--- begin Data supplied ---
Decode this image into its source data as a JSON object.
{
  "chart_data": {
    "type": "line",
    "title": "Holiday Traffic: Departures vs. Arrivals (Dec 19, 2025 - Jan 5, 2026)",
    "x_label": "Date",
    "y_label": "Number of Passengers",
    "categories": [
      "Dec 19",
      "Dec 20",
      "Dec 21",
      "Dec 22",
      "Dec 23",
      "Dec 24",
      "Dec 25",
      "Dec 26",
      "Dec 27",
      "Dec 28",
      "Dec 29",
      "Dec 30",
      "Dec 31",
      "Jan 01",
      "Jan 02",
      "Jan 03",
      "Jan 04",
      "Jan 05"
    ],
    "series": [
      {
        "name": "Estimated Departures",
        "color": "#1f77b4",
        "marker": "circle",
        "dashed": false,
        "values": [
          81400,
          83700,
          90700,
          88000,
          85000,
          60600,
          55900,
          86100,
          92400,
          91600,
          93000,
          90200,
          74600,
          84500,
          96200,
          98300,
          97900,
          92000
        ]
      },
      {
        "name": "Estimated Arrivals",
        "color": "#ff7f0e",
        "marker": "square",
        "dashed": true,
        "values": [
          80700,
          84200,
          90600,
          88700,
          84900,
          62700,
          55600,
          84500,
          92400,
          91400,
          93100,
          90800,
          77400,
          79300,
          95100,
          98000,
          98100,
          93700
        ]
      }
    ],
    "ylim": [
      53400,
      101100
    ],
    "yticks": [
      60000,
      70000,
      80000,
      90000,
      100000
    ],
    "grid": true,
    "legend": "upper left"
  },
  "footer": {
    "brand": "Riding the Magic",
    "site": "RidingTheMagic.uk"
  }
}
--- end Data supplied ---
Take each line of the material that contains the word "Departures" and list it.

• Response for this exercise:
    "title": "Holiday Traffic: Departures vs. Arrivals (Dec 19, 2025 - Jan 5, 2026)",
        "name": "Estimated Departures",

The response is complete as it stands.